* [Document text]

---

Family of U.S. Citizens

This page describes how you (a U.S. citizen) may petition for certain family members to receive either a Green Card, a fiancé(e) visa or a K-3/K-4 visa based on your relationship. (If your relative wishes to naturalize or obtain proof of citizenship, see the Citizenship section of our website.)

Table: Relatives for Whom You May Petition

Type of Relative for Whom You May Petition Immigration Benefit Guidance Related Forms
Green Card (permanent residence) How Do I Help My Relative Become a Permanent Resident? (Guide for U.S. Citizens) (PDF, 688.27 KB)
  • A fiancé(e) residing outside the United States and children of fiancé(e) under 21
Fiancé(e) visa How Do I Help My Fiance(é) Become a Permanent Resident? (PDF, 679.12 KB)
  • Spouse
  • Children of spouse (unmarried and under 21)
K-3/K-4 visa K-3/K-4 visas

Application Process: Green Card (Permanent Residence)

To petition for a family member to receive a Green Card (permanent residence), begin by filing Form I-130, Petition for Alien Relative. This form establishes the family relationship that exists between you and your relative. Sometimes the I-130 can be filed together with an application for permanent residence, officially known as Form I-485, Application to Register Permanent Residence or Adjust Status. This is discussed below.

Which Relatives May I Petition For?

---

* [Available data]
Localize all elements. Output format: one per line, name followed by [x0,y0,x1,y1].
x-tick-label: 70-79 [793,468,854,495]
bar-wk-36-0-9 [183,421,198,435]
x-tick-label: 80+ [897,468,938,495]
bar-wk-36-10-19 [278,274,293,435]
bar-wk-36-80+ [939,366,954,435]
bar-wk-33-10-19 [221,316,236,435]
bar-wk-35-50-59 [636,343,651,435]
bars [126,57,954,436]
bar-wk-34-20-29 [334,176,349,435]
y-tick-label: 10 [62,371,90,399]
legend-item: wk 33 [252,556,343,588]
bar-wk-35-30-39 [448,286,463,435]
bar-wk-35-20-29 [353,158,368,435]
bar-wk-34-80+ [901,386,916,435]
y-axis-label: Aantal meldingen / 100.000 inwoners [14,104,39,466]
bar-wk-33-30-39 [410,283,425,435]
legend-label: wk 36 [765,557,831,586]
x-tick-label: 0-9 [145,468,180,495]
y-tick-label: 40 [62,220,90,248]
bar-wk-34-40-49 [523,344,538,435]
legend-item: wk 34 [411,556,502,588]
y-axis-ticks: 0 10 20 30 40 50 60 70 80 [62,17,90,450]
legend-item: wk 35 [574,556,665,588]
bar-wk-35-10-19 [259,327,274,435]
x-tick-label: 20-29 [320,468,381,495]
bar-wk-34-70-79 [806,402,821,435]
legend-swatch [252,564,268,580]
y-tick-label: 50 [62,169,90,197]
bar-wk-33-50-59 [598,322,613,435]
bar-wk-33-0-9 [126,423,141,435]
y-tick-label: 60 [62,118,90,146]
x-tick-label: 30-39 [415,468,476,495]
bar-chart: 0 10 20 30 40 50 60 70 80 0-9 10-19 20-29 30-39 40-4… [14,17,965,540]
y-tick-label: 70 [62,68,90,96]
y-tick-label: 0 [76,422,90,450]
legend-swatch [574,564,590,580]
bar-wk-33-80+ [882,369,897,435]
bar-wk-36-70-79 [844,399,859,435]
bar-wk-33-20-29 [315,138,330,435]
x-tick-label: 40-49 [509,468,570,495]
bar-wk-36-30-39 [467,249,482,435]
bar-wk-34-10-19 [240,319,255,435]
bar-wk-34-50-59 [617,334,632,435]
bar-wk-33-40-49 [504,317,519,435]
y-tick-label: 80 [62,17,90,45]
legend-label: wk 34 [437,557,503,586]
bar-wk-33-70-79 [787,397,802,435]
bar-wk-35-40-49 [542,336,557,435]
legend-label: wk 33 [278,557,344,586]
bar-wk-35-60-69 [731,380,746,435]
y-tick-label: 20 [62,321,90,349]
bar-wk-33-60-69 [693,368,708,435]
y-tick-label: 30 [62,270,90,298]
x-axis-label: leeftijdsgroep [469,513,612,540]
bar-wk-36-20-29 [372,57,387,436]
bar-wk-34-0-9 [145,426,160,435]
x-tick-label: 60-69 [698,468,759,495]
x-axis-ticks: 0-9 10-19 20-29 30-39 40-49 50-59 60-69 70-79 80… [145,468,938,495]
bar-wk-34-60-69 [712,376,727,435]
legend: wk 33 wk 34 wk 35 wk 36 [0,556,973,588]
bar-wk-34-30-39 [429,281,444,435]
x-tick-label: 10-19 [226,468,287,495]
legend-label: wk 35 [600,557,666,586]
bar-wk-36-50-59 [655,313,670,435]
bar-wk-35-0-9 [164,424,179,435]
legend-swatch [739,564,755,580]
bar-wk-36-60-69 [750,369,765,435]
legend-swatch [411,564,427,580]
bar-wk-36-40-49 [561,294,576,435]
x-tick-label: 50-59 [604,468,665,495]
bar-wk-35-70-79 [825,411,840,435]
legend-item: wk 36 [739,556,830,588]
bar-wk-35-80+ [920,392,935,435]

---

* [Aim of the exercise] From the page on family of U.S. citizens, copy word for word the passage that opens with the words containing "Table: Relatives for" and closes with "(PDF, 688.27 KB)".

* [Reply to the task]
Table: Relatives for Whom You May Petition

Type of Relative for Whom You May Petition Immigration Benefit Guidance Related Forms
Green Card (permanent residence) How Do I Help My Relative Become a Permanent Resident? (Guide for U.S. Citizens) (PDF, 688.27 KB)